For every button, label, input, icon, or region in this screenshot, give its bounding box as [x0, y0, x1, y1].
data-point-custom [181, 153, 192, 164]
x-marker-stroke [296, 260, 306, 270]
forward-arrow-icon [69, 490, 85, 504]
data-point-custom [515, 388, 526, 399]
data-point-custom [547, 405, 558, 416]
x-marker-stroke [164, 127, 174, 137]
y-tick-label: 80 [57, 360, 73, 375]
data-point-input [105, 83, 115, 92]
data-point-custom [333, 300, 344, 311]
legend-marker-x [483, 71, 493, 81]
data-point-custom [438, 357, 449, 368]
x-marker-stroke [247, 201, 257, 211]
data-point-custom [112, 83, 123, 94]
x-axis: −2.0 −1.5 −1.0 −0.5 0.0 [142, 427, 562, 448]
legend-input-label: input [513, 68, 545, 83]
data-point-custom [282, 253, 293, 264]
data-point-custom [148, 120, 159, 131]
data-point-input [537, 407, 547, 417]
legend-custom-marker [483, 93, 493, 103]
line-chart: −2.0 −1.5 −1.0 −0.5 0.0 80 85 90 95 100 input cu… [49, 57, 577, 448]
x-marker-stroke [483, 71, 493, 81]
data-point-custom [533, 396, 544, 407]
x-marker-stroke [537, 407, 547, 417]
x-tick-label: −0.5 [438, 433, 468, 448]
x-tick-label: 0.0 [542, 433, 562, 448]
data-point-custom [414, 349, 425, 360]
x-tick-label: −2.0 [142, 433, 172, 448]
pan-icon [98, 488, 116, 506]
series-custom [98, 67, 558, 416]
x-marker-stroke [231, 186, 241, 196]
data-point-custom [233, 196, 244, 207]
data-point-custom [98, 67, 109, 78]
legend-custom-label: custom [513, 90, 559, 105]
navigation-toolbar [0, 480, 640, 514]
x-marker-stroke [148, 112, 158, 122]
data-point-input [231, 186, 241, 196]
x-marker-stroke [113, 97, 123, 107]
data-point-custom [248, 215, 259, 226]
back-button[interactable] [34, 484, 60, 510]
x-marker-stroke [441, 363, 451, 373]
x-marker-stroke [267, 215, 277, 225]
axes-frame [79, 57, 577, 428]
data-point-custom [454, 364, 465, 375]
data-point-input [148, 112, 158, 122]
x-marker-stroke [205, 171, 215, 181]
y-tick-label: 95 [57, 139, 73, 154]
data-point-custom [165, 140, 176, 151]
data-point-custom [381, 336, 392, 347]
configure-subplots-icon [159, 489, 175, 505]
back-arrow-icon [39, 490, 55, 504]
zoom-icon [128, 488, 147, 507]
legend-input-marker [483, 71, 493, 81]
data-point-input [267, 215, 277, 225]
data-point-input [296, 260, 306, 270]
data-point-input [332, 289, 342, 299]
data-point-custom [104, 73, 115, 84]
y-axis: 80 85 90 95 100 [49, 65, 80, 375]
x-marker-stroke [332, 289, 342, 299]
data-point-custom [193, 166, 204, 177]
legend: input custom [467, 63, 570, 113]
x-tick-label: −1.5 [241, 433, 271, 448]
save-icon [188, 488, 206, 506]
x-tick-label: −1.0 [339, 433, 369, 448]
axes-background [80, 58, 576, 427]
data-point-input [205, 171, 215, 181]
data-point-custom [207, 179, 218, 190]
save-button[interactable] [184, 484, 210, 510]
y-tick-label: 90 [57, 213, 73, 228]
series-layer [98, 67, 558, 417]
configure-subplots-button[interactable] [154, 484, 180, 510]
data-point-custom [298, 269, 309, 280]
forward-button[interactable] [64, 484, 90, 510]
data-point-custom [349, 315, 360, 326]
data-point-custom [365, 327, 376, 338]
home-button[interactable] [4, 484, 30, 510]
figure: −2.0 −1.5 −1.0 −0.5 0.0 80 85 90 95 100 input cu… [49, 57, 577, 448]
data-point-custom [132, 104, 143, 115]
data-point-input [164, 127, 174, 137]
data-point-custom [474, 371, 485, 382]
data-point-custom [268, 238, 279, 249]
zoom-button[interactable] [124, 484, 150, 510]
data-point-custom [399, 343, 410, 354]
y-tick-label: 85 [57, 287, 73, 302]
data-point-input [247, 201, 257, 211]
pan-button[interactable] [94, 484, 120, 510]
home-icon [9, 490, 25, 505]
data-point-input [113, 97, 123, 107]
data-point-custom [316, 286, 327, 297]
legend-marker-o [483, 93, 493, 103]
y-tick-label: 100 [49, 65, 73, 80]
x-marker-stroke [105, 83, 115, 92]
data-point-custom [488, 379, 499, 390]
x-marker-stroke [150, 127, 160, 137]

- _What is being asked_
Reproduce every item above word for word, keeping each line's order and spacing.

- _Solution for this task_
For every button, label, input, icon, or region in this screenshot, give its bounding box as [x0, y0, x1, y1].
data-point-custom [181, 153, 192, 164]
x-marker-stroke [296, 260, 306, 270]
forward-arrow-icon [69, 490, 85, 504]
data-point-custom [515, 388, 526, 399]
data-point-custom [547, 405, 558, 416]
x-marker-stroke [164, 127, 174, 137]
y-tick-label: 80 [57, 360, 73, 375]
data-point-input [105, 83, 115, 92]
data-point-custom [333, 300, 344, 311]
legend-marker-x [483, 71, 493, 81]
data-point-custom [438, 357, 449, 368]
x-marker-stroke [247, 201, 257, 211]
data-point-custom [112, 83, 123, 94]
x-axis: −2.0 −1.5 −1.0 −0.5 0.0 [142, 427, 562, 448]
legend-input-label: input [513, 68, 545, 83]
data-point-custom [282, 253, 293, 264]
data-point-custom [148, 120, 159, 131]
data-point-input [537, 407, 547, 417]
legend-custom-marker [483, 93, 493, 103]
line-chart: −2.0 −1.5 −1.0 −0.5 0.0 80 85 90 95 100 input cu… [49, 57, 577, 448]
x-marker-stroke [483, 71, 493, 81]
data-point-custom [533, 396, 544, 407]
x-marker-stroke [537, 407, 547, 417]
x-tick-label: −0.5 [438, 433, 468, 448]
x-tick-label: 0.0 [542, 433, 562, 448]
data-point-custom [414, 349, 425, 360]
x-tick-label: −2.0 [142, 433, 172, 448]
pan-icon [98, 488, 116, 506]
series-custom [98, 67, 558, 416]
x-marker-stroke [231, 186, 241, 196]
data-point-custom [233, 196, 244, 207]
data-point-custom [98, 67, 109, 78]
legend-custom-label: custom [513, 90, 559, 105]
navigation-toolbar [0, 480, 640, 514]
x-marker-stroke [148, 112, 158, 122]
data-point-input [231, 186, 241, 196]
x-marker-stroke [113, 97, 123, 107]
data-point-custom [248, 215, 259, 226]
back-button[interactable] [34, 484, 60, 510]
x-marker-stroke [441, 363, 451, 373]
x-marker-stroke [267, 215, 277, 225]
axes-frame [79, 57, 577, 428]
data-point-custom [454, 364, 465, 375]
data-point-input [148, 112, 158, 122]
x-marker-stroke [205, 171, 215, 181]
y-tick-label: 95 [57, 139, 73, 154]
data-point-custom [165, 140, 176, 151]
data-point-custom [381, 336, 392, 347]
configure-subplots-icon [159, 489, 175, 505]
back-arrow-icon [39, 490, 55, 504]
zoom-icon [128, 488, 147, 507]
legend-input-marker [483, 71, 493, 81]
data-point-input [267, 215, 277, 225]
data-point-input [296, 260, 306, 270]
data-point-input [332, 289, 342, 299]
data-point-custom [104, 73, 115, 84]
y-axis: 80 85 90 95 100 [49, 65, 80, 375]
x-marker-stroke [332, 289, 342, 299]
data-point-custom [193, 166, 204, 177]
legend: input custom [467, 63, 570, 113]
x-tick-label: −1.5 [241, 433, 271, 448]
save-icon [188, 488, 206, 506]
x-tick-label: −1.0 [339, 433, 369, 448]
axes-background [80, 58, 576, 427]
data-point-input [205, 171, 215, 181]
data-point-custom [207, 179, 218, 190]
save-button[interactable] [184, 484, 210, 510]
y-tick-label: 90 [57, 213, 73, 228]
series-layer [98, 67, 558, 417]
configure-subplots-button[interactable] [154, 484, 180, 510]
data-point-custom [298, 269, 309, 280]
forward-button[interactable] [64, 484, 90, 510]
data-point-custom [349, 315, 360, 326]
data-point-custom [365, 327, 376, 338]
home-button[interactable] [4, 484, 30, 510]
figure: −2.0 −1.5 −1.0 −0.5 0.0 80 85 90 95 100 input cu… [49, 57, 577, 448]
data-point-custom [132, 104, 143, 115]
data-point-input [164, 127, 174, 137]
data-point-custom [474, 371, 485, 382]
data-point-custom [268, 238, 279, 249]
zoom-button[interactable] [124, 484, 150, 510]
data-point-custom [399, 343, 410, 354]
y-tick-label: 85 [57, 287, 73, 302]
data-point-input [247, 201, 257, 211]
pan-button[interactable] [94, 484, 120, 510]
home-icon [9, 490, 25, 505]
data-point-input [113, 97, 123, 107]
data-point-custom [316, 286, 327, 297]
legend-marker-o [483, 93, 493, 103]
y-tick-label: 100 [49, 65, 73, 80]
x-marker-stroke [105, 83, 115, 92]
data-point-custom [488, 379, 499, 390]
x-marker-stroke [150, 127, 160, 137]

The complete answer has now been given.